(Text under study Opens)
Think about the differences between an X-ray and a CT scan.
An X-ray is a one dimensional ‘picture’, and you only see the bones with any clarity. It is the ‘first port of call’ in a diagnosis, offering a limited view of the location and orientation of a skeletal injury. By contrast, a CT (computed tomography ) scan is multidimensional. You see not just the bones, but the soft tissue as well, and you can see it from a variety of perspectives. it is a far more complete picture.
This is a fine analogy for the value of information.
Financial information is just like an x-ray. It cannot tell you much beyond a one dimensional analysis of a current situation, and it is incomplete. A strategic analysis of information is more like a CT scan, you can see a dramatically increased information set, and examine it from a range of perspectives. This depth of information can deliver understanding and insight about the connections and interrelationships that exist.
An x-ray capability is relatively simple and cheap, whereas a CT scan is more complex and requires a far greater commitment of resources to deliver that far more detailed picture. CT scanning equipment costs in the region of 3 times as much as an X-ray set up, and in use, delivers perhaps 100 times the radiation of an x-ray. Not something to be undertaken without due consideration. A CT scan also requires a far better trained staff than an x-ray, generating greater operational and fixed costs.
So it is with the information you gather and analyse in your business.
Information is the currency of success these days. Various studies identify in excess of 80% of the market valuation of listed companies coming from intangible assets. Considering this fact, it makes sense to have an information strategy.
Leaving the IT department to develop such a strategy fails to recognise the importance of information as an essential foundation of success.
Our standard accounting processes include an asset register, on which all assets are recorded, often down to the pens and pencils in the stationary cupboard, but I have yet to see one that puts a rationally articulated value on the information held in the data files of an enterprise. Is it just because it is hard to do, or is it because there is no place for it on our balance sheets and in our statutory accounts?
(Text under study Closes)
(Source information Opens)
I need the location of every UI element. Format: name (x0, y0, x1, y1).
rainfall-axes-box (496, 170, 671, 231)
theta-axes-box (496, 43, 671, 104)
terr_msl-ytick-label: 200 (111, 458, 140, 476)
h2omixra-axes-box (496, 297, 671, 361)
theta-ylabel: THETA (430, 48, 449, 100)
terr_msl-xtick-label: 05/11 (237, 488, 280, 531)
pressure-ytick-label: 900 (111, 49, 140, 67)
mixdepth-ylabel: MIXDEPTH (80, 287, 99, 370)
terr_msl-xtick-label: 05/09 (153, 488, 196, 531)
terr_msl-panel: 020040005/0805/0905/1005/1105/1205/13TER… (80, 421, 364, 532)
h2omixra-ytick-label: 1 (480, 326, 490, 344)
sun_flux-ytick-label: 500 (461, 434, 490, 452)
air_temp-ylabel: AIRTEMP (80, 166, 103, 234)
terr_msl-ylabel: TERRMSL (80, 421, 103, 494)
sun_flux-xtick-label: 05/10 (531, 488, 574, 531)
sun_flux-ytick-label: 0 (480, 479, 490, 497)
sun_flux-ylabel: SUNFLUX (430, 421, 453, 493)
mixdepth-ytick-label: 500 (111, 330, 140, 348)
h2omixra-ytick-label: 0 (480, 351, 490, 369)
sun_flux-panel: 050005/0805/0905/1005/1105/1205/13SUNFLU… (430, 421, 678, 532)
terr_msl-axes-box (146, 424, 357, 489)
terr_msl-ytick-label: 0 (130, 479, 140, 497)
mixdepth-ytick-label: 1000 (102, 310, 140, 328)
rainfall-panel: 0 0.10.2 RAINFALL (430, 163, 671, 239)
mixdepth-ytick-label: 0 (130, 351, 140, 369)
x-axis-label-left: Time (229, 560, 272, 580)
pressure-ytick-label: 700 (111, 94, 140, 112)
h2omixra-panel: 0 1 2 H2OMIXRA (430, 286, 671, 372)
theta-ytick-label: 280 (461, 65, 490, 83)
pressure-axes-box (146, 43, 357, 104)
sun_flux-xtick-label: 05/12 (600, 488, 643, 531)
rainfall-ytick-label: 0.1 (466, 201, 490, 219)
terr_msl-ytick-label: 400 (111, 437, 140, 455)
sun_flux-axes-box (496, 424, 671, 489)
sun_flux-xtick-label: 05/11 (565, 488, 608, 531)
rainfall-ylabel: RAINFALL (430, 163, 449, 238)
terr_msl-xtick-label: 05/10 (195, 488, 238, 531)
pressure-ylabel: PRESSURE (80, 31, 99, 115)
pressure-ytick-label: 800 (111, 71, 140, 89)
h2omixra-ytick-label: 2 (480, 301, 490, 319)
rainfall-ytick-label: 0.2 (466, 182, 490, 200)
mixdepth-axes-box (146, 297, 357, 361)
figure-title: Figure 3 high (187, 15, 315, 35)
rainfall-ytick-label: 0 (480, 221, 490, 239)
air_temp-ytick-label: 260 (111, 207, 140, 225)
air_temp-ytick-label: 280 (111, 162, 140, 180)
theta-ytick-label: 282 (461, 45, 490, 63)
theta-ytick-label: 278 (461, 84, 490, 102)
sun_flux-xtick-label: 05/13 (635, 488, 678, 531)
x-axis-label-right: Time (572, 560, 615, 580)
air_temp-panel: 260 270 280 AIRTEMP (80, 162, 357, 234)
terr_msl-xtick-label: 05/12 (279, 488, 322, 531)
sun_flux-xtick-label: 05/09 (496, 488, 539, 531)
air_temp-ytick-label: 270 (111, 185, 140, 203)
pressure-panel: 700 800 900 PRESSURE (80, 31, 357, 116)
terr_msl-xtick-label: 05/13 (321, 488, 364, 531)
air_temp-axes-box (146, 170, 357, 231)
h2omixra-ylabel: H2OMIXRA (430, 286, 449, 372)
(Source information Closes)
Work request A
Decide whether each statement agrees with the text on X-rays and information. Answer yes or no for each, and quote the words from the text that decide it.
(i) CT scanning equipment costs roughly three times as much as an X-ray setup.
(ii) An X-ray shows soft tissue as clearly as bones.
(iii) The text recommends leaving the development of an information strategy to the IT department.
Work request B
Translate this sentence from the text on X-rays and information into Spanish: "A CT scan also requires a far better trained staff than an x-ray, generating greater operational and fixed costs."

Response area A
(i) Yes: "CT scanning equipment costs in the region of 3 times as much as an X-ray set up"
(ii) No: "you only see the bones with any clarity"
(iii) No: "Leaving the IT department to develop such a strategy fails to recognise the importance of information as an essential foundation of success."

Response area B
Una tomografía computarizada también requiere un personal mucho mejor capacitado que una radiografía, lo que genera mayores costos operativos y fijos.